Instructions to follow -> Without including any images, reproduce each entry exactly.
- - -
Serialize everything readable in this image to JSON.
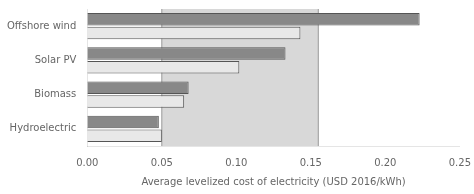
{
  "chart_data": {
    "type": "bar",
    "orientation": "horizontal",
    "categories": [
      "Offshore wind",
      "Solar PV",
      "Biomass",
      "Hydroelectric"
    ],
    "series": [
      {
        "color": "#888888",
        "values": [
          0.223,
          0.133,
          0.068,
          0.048
        ]
      },
      {
        "color": "#e8e8e8",
        "values": [
          0.143,
          0.102,
          0.065,
          0.05
        ]
      }
    ],
    "xlabel": "Average levelized cost of electricity (USD 2016/kWh)",
    "xlim": [
      0.0,
      0.25
    ],
    "xticks": [
      {
        "value": 0.0,
        "label": "0.00"
      },
      0.05,
      {
        "value": 0.1,
        "label": "0.10"
      },
      0.15,
      {
        "value": 0.2,
        "label": "0.20"
      },
      0.25
    ],
    "grid": false,
    "shade": {
      "range": [
        0.05,
        0.155
      ],
      "color": "#d8d8d8"
    },
    "vlines": {
      "values": [
        0.05,
        0.155
      ],
      "color": "#999999"
    }
  }
}
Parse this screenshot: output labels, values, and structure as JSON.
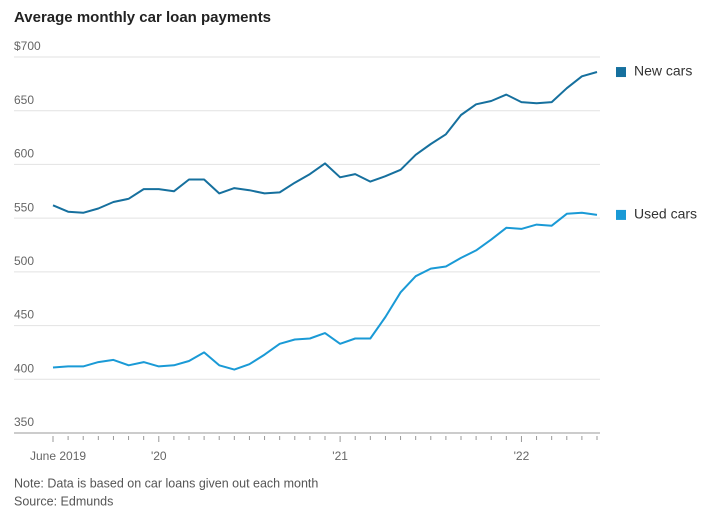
{
  "chart_data": {
    "type": "line",
    "title": "Average monthly car loan payments",
    "categories": [
      "June 2019",
      null,
      null,
      null,
      null,
      null,
      null,
      "'20",
      null,
      null,
      null,
      null,
      null,
      null,
      null,
      null,
      null,
      null,
      null,
      "'21",
      null,
      null,
      null,
      null,
      null,
      null,
      null,
      null,
      null,
      null,
      null,
      "'22",
      null,
      null,
      null,
      null,
      null
    ],
    "series": [
      {
        "name": "New cars",
        "color": "#16709e",
        "values": [
          562,
          556,
          555,
          559,
          565,
          568,
          577,
          577,
          575,
          586,
          586,
          573,
          578,
          576,
          573,
          574,
          583,
          591,
          601,
          588,
          591,
          584,
          589,
          595,
          609,
          619,
          628,
          646,
          656,
          659,
          665,
          658,
          657,
          658,
          671,
          682,
          686
        ]
      },
      {
        "name": "Used cars",
        "color": "#1a9ad6",
        "values": [
          411,
          412,
          412,
          416,
          418,
          413,
          416,
          412,
          413,
          417,
          425,
          413,
          409,
          414,
          423,
          433,
          437,
          438,
          443,
          433,
          438,
          438,
          458,
          481,
          496,
          503,
          505,
          513,
          520,
          530,
          541,
          540,
          544,
          543,
          554,
          555,
          553
        ]
      }
    ],
    "ylim": [
      350,
      700
    ],
    "yticks": [
      350,
      400,
      450,
      500,
      550,
      600,
      650,
      {
        "value": 700,
        "label": "$700"
      }
    ],
    "grid": true,
    "note": "Note: Data is based on car loans given out each month",
    "source": "Source: Edmunds"
  }
}
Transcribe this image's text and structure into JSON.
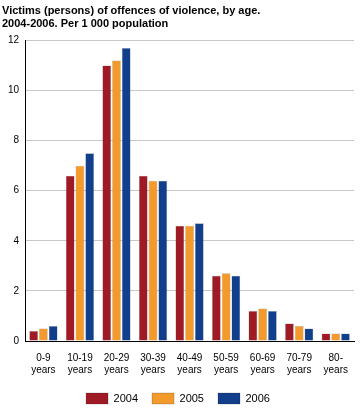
{
  "chart_data": {
    "type": "bar",
    "title": [
      "Victims (persons) of offences of violence, by age.",
      "2004-2006. Per 1 000 population"
    ],
    "categories": [
      "0-9 years",
      "10-19 years",
      "20-29 years",
      "30-39 years",
      "40-49 years",
      "50-59 years",
      "60-69 years",
      "70-79 years",
      "80- years"
    ],
    "series": [
      {
        "name": "2004",
        "color": "#9e1b25",
        "values": [
          0.4,
          6.6,
          11.0,
          6.6,
          4.6,
          2.6,
          1.2,
          0.7,
          0.3
        ]
      },
      {
        "name": "2005",
        "color": "#f39a2c",
        "values": [
          0.5,
          7.0,
          11.2,
          6.4,
          4.6,
          2.7,
          1.3,
          0.6,
          0.3
        ]
      },
      {
        "name": "2006",
        "color": "#123f8c",
        "values": [
          0.6,
          7.5,
          11.7,
          6.4,
          4.7,
          2.6,
          1.2,
          0.5,
          0.3
        ]
      }
    ],
    "ylim": [
      0,
      12
    ],
    "yticks": [
      0,
      2,
      4,
      6,
      8,
      10,
      12
    ],
    "grid": true,
    "legend": "bottom"
  }
}
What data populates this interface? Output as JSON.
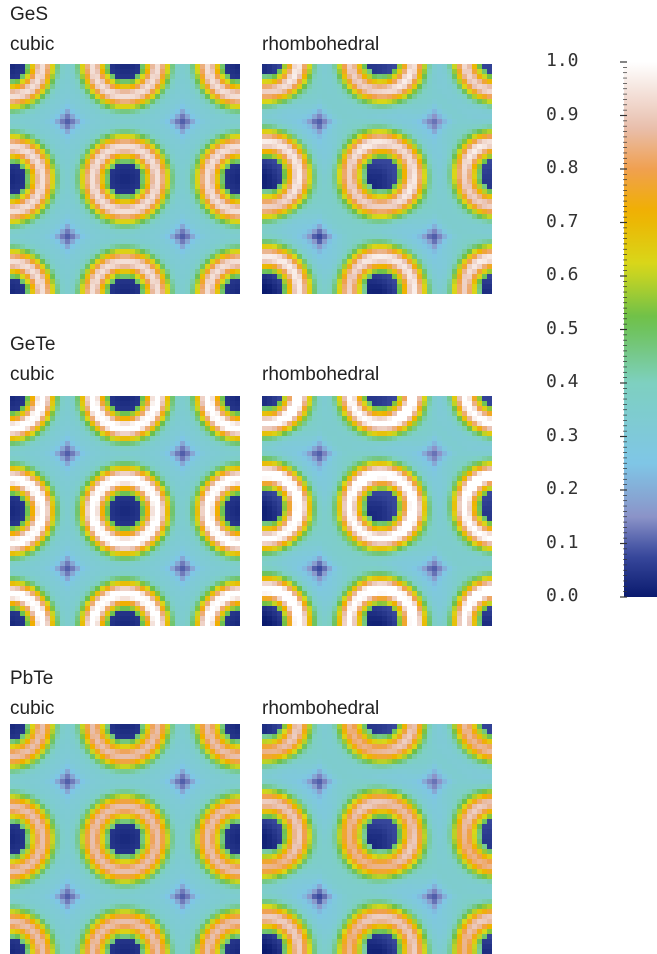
{
  "materials": [
    {
      "name": "GeS",
      "left_label": "cubic",
      "right_label": "rhombohedral"
    },
    {
      "name": "GeTe",
      "left_label": "cubic",
      "right_label": "rhombohedral"
    },
    {
      "name": "PbTe",
      "left_label": "cubic",
      "right_label": "rhombohedral"
    }
  ],
  "colorbar": {
    "ticks": [
      "1.0",
      "0.9",
      "0.8",
      "0.7",
      "0.6",
      "0.5",
      "0.4",
      "0.3",
      "0.2",
      "0.1",
      "0.0"
    ],
    "min": 0.0,
    "max": 1.0,
    "colors": {
      "0.00": "#0a1a6e",
      "0.08": "#3a4a9e",
      "0.15": "#8b93c8",
      "0.25": "#7fc6e6",
      "0.40": "#7ed0c0",
      "0.52": "#6cc04a",
      "0.62": "#d8d81a",
      "0.72": "#f0b000",
      "0.80": "#f0a050",
      "0.88": "#e8c0b0",
      "1.00": "#ffffff"
    }
  }
}
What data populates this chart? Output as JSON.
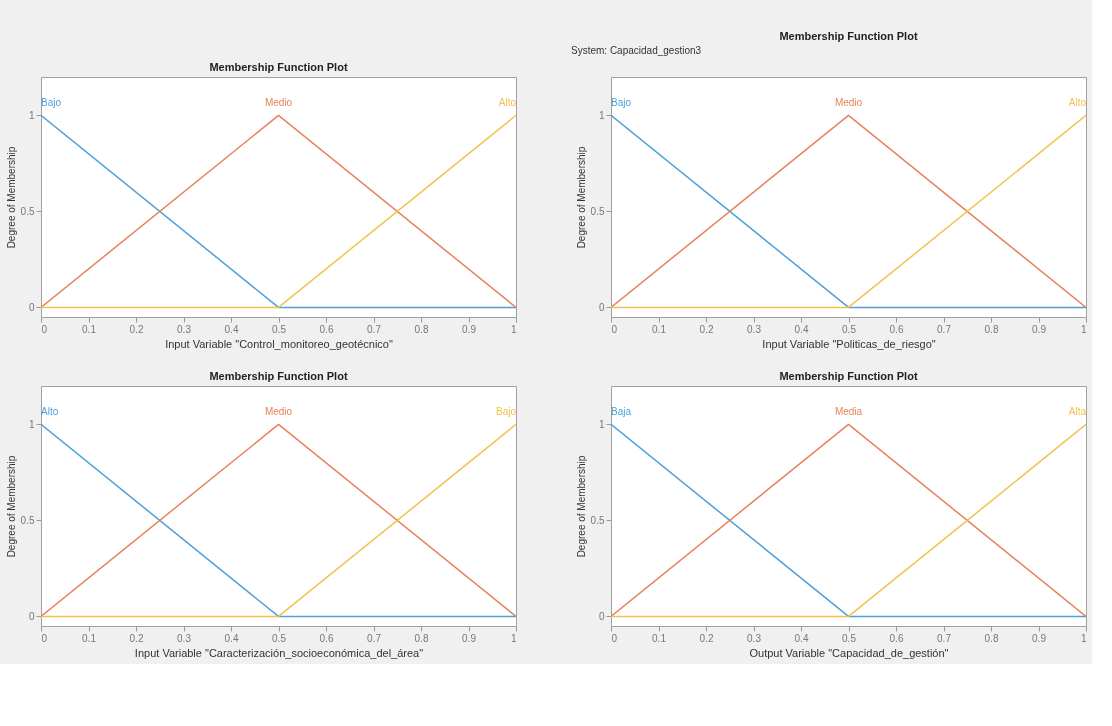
- - -
Task solution ->
Serialize everything readable in this image to JSON.
{
  "chart_data": {
    "type": "bar",
    "orientation": "horizontal",
    "categories": [
      "Offshore wind",
      "Solar PV",
      "Biomass",
      "Hydroelectric"
    ],
    "series": [
      {
        "color": "#888888",
        "values": [
          0.223,
          0.133,
          0.068,
          0.048
        ]
      },
      {
        "color": "#e8e8e8",
        "values": [
          0.143,
          0.102,
          0.065,
          0.05
        ]
      }
    ],
    "xlabel": "Average levelized cost of electricity (USD 2016/kWh)",
    "xlim": [
      0.0,
      0.25
    ],
    "xticks": [
      {
        "value": 0.0,
        "label": "0.00"
      },
      0.05,
      {
        "value": 0.1,
        "label": "0.10"
      },
      0.15,
      {
        "value": 0.2,
        "label": "0.20"
      },
      0.25
    ],
    "grid": false,
    "shade": {
      "range": [
        0.05,
        0.155
      ],
      "color": "#d8d8d8"
    },
    "vlines": {
      "values": [
        0.05,
        0.155
      ],
      "color": "#999999"
    }
  }
}
Parse this screenshot: output labels, values, and structure as JSON.
{
  "chart_data": {
    "type": "line",
    "title": "Average monthly car loan payments",
    "categories": [
      "June 2019",
      null,
      null,
      null,
      null,
      null,
      null,
      "'20",
      null,
      null,
      null,
      null,
      null,
      null,
      null,
      null,
      null,
      null,
      null,
      "'21",
      null,
      null,
      null,
      null,
      null,
      null,
      null,
      null,
      null,
      null,
      null,
      "'22",
      null,
      null,
      null,
      null,
      null
    ],
    "series": [
      {
        "name": "New cars",
        "color": "#16709e",
        "values": [
          562,
          556,
          555,
          559,
          565,
          568,
          577,
          577,
          575,
          586,
          586,
          573,
          578,
          576,
          573,
          574,
          583,
          591,
          601,
          588,
          591,
          584,
          589,
          595,
          609,
          619,
          628,
          646,
          656,
          659,
          665,
          658,
          657,
          658,
          671,
          682,
          686
        ]
      },
      {
        "name": "Used cars",
        "color": "#1a9ad6",
        "values": [
          411,
          412,
          412,
          416,
          418,
          413,
          416,
          412,
          413,
          417,
          425,
          413,
          409,
          414,
          423,
          433,
          437,
          438,
          443,
          433,
          438,
          438,
          458,
          481,
          496,
          503,
          505,
          513,
          520,
          530,
          541,
          540,
          544,
          543,
          554,
          555,
          553
        ]
      }
    ],
    "ylim": [
      350,
      700
    ],
    "yticks": [
      350,
      400,
      450,
      500,
      550,
      600,
      650,
      {
        "value": 700,
        "label": "$700"
      }
    ],
    "grid": true,
    "note": "Note: Data is based on car loans given out each month",
    "source": "Source: Edmunds"
  }
}
Transcribe this image's text and structure into JSON.
{
  "chart_data": {
    "type": "bar",
    "title": [
      "Victims (persons) of offences of violence, by age.",
      "2004-2006. Per 1 000 population"
    ],
    "categories": [
      "0-9 years",
      "10-19 years",
      "20-29 years",
      "30-39 years",
      "40-49 years",
      "50-59 years",
      "60-69 years",
      "70-79 years",
      "80- years"
    ],
    "series": [
      {
        "name": "2004",
        "color": "#9e1b25",
        "values": [
          0.4,
          6.6,
          11.0,
          6.6,
          4.6,
          2.6,
          1.2,
          0.7,
          0.3
        ]
      },
      {
        "name": "2005",
        "color": "#f39a2c",
        "values": [
          0.5,
          7.0,
          11.2,
          6.4,
          4.6,
          2.7,
          1.3,
          0.6,
          0.3
        ]
      },
      {
        "name": "2006",
        "color": "#123f8c",
        "values": [
          0.6,
          7.5,
          11.7,
          6.4,
          4.7,
          2.6,
          1.2,
          0.5,
          0.3
        ]
      }
    ],
    "ylim": [
      0,
      12
    ],
    "yticks": [
      0,
      2,
      4,
      6,
      8,
      10,
      12
    ],
    "grid": true,
    "legend": "bottom"
  }
}
What data populates this interface? Output as JSON.
{
  "materials": [
    {
      "name": "GeS",
      "left_label": "cubic",
      "right_label": "rhombohedral"
    },
    {
      "name": "GeTe",
      "left_label": "cubic",
      "right_label": "rhombohedral"
    },
    {
      "name": "PbTe",
      "left_label": "cubic",
      "right_label": "rhombohedral"
    }
  ],
  "colorbar": {
    "ticks": [
      "1.0",
      "0.9",
      "0.8",
      "0.7",
      "0.6",
      "0.5",
      "0.4",
      "0.3",
      "0.2",
      "0.1",
      "0.0"
    ],
    "min": 0.0,
    "max": 1.0,
    "colors": {
      "0.00": "#0a1a6e",
      "0.08": "#3a4a9e",
      "0.15": "#8b93c8",
      "0.25": "#7fc6e6",
      "0.40": "#7ed0c0",
      "0.52": "#6cc04a",
      "0.62": "#d8d81a",
      "0.72": "#f0b000",
      "0.80": "#f0a050",
      "0.88": "#e8c0b0",
      "1.00": "#ffffff"
    }
  }
}
What data populates this chart? Output as JSON.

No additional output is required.